Supplied entries ->

+--

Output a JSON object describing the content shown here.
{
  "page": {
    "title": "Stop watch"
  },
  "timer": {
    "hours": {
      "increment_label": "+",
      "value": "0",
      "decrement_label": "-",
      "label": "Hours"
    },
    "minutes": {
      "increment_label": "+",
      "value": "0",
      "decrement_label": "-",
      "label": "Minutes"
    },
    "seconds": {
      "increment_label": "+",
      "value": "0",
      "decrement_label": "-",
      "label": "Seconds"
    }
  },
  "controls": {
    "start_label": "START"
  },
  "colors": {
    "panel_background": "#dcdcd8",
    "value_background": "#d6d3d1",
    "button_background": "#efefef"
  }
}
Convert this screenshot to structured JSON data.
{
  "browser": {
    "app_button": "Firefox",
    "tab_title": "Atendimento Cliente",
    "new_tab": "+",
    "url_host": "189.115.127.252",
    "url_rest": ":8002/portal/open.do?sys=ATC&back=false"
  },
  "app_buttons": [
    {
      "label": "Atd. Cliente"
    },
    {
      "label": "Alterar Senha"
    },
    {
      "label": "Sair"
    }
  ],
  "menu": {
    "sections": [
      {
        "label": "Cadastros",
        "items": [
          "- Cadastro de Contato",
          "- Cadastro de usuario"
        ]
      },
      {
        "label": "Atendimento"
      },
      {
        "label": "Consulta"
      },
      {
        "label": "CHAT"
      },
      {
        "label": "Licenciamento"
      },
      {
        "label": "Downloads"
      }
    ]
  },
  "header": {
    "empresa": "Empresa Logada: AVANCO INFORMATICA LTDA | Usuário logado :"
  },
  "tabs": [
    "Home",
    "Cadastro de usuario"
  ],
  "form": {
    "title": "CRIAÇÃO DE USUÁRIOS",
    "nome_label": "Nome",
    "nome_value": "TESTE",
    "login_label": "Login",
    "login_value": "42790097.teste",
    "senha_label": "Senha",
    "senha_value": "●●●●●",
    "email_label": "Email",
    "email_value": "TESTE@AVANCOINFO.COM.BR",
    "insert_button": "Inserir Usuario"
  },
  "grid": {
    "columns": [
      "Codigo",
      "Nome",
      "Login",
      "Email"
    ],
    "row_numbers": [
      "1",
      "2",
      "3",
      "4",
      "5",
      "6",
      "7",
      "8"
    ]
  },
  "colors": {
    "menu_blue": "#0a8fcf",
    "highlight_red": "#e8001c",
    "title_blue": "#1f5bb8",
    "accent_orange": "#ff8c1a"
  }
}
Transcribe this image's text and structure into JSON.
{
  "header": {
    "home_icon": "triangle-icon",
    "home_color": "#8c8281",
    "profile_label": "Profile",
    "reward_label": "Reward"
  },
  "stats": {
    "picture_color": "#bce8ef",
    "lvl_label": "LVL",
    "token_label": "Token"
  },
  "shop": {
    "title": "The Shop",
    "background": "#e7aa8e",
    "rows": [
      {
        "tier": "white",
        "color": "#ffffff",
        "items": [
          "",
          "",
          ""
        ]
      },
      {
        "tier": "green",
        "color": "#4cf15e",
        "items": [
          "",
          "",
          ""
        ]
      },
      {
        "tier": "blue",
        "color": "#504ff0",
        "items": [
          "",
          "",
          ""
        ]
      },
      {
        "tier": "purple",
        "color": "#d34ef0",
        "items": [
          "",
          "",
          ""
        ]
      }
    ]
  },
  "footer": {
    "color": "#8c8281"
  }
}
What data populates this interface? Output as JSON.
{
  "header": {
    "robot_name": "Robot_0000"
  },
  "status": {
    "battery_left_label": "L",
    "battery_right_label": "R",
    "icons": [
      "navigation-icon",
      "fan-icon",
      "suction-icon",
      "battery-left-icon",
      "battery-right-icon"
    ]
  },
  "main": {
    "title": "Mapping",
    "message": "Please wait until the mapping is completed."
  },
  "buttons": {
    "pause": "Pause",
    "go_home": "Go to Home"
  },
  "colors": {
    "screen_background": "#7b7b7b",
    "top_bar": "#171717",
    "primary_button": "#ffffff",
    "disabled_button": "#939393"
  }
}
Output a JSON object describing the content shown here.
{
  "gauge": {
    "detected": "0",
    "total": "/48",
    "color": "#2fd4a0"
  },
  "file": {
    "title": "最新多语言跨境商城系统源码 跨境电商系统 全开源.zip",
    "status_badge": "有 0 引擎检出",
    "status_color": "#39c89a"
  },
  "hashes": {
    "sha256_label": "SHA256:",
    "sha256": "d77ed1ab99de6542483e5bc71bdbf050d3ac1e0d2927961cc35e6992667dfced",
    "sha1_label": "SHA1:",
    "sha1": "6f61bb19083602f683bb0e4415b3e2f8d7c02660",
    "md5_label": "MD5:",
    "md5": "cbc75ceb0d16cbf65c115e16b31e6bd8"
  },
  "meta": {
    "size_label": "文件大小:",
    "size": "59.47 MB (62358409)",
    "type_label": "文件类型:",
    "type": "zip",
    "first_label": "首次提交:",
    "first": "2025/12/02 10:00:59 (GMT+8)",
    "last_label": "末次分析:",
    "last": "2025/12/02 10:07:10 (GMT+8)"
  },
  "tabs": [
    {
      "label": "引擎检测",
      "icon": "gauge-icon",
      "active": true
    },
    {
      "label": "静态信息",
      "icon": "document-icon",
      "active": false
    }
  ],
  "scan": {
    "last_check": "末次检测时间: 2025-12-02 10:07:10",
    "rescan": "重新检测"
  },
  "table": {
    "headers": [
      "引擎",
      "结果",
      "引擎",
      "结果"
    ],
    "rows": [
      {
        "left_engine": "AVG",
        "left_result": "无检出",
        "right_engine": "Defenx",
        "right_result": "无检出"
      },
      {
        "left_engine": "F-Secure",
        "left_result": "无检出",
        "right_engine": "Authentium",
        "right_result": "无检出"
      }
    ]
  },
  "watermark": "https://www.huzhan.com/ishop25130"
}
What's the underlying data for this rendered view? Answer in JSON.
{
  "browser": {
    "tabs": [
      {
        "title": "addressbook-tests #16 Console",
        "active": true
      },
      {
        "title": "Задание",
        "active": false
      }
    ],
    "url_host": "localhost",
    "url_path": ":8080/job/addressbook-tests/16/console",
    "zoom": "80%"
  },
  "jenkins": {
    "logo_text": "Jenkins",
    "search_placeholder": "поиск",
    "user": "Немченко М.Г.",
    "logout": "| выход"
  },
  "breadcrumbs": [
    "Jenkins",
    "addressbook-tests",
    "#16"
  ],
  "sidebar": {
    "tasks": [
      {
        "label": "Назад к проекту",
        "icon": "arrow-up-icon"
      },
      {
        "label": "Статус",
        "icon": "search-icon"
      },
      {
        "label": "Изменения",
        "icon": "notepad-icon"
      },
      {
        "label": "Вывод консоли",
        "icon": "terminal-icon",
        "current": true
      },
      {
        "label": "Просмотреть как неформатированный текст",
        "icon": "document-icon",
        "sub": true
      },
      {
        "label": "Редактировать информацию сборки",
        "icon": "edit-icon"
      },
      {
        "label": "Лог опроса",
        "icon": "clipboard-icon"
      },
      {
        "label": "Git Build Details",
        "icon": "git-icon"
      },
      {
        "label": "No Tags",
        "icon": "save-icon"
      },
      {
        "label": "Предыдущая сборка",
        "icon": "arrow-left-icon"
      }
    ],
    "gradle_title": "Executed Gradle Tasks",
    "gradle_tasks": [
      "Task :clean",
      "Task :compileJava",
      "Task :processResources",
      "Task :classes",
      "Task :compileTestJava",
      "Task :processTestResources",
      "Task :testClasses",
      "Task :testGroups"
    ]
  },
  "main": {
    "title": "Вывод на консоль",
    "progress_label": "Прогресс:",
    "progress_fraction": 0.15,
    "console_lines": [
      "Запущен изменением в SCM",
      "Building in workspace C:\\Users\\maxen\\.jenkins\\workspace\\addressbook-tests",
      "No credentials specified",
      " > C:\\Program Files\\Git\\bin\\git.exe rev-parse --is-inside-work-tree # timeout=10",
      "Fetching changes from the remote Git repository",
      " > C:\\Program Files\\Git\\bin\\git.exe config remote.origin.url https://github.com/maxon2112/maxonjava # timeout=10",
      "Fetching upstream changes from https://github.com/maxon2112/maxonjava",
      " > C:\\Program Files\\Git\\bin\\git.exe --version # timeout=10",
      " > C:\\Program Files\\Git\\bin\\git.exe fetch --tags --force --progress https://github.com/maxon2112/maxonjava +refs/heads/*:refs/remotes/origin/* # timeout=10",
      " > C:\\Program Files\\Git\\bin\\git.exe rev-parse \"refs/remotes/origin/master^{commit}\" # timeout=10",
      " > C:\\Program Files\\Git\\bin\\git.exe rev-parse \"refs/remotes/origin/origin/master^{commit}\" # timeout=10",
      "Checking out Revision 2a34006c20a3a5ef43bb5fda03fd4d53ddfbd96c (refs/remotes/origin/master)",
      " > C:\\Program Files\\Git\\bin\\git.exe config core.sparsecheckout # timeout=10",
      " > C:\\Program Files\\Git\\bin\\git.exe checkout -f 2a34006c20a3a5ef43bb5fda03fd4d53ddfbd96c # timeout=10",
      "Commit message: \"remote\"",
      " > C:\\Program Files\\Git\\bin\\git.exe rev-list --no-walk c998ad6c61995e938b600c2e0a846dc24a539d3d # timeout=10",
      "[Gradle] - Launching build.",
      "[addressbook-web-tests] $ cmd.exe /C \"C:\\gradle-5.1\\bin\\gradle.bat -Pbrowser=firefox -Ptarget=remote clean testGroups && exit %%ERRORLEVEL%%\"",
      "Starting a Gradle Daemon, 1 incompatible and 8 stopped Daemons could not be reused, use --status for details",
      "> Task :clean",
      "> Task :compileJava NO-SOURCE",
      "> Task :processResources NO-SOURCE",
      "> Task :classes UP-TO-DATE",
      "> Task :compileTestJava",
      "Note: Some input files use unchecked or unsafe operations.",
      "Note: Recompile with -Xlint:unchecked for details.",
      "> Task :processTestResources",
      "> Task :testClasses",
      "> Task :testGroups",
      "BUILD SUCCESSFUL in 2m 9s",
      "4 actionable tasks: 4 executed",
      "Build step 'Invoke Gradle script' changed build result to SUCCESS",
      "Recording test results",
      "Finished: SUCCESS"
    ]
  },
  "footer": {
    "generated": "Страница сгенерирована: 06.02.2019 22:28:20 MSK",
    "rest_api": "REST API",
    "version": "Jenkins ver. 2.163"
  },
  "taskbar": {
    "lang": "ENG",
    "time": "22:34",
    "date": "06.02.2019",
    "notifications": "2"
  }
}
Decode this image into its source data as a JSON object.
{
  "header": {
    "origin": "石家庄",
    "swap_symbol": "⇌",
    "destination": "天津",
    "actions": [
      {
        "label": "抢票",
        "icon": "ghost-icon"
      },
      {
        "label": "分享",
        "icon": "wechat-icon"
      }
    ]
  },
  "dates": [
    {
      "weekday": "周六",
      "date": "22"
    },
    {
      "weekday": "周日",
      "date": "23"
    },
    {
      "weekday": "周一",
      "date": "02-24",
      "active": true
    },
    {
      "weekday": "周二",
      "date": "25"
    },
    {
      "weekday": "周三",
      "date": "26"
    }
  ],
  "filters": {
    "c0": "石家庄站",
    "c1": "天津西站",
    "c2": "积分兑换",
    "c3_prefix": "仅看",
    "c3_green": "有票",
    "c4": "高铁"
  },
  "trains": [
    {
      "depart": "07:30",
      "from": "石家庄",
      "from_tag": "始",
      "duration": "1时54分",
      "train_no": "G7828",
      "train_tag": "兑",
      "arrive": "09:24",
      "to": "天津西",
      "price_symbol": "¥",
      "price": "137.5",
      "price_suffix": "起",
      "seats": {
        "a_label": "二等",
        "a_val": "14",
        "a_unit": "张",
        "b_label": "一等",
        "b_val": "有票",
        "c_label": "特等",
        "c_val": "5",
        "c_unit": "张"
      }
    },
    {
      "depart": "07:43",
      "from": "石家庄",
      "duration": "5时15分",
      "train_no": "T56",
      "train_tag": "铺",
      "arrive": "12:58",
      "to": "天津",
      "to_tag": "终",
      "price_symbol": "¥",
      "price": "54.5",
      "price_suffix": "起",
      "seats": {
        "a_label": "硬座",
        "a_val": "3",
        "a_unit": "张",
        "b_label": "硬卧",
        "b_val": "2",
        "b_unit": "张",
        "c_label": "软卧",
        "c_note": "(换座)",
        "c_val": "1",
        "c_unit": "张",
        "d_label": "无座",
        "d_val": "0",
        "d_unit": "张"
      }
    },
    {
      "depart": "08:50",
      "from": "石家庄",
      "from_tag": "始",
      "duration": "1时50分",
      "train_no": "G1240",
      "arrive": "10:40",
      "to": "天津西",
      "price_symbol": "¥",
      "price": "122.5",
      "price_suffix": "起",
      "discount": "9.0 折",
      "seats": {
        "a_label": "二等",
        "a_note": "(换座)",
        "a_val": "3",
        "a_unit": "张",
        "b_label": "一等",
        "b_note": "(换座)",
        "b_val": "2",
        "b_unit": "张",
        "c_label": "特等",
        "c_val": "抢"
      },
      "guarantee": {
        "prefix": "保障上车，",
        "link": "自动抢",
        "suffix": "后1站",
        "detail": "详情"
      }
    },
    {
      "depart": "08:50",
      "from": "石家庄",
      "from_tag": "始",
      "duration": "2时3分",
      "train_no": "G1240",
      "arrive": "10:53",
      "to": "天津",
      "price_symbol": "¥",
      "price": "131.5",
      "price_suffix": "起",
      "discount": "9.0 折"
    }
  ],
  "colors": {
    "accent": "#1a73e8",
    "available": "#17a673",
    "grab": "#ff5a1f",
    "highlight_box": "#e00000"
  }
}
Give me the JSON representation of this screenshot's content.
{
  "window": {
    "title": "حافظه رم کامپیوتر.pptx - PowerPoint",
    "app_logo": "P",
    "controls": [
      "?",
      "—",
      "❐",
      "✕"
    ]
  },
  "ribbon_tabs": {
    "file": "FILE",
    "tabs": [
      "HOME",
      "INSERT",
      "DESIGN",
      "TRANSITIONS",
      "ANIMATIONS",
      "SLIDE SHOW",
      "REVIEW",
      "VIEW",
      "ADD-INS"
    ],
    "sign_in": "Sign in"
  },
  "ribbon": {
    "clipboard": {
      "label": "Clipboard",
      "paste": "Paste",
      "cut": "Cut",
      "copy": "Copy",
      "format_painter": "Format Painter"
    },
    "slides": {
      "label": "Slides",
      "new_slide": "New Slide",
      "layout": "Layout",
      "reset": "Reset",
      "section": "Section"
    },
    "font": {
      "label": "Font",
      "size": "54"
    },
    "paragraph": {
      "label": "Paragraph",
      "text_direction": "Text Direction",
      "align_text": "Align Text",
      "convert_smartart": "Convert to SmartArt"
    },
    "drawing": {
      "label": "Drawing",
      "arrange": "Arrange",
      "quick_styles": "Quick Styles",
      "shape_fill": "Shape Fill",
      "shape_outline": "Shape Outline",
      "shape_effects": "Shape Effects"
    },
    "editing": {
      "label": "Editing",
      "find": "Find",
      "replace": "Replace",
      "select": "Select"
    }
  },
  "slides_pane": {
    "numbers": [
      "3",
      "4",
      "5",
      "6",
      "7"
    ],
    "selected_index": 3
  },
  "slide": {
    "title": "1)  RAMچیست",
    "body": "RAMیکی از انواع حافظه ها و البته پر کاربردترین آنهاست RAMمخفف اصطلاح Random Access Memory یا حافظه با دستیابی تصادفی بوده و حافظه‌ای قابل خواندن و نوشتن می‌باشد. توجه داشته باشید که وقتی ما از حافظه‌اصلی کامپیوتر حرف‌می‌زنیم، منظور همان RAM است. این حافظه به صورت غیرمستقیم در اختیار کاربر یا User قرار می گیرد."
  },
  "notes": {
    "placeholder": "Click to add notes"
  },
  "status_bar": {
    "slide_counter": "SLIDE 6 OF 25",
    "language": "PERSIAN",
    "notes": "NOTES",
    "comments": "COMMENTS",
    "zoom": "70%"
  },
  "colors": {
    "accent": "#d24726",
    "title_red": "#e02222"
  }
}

+--

Work to do ->
Search the lines for the string "compileTestJava" and copy every line that has it.

Result ->
      "Task :compileTestJava",
      "> Task :compileTestJava",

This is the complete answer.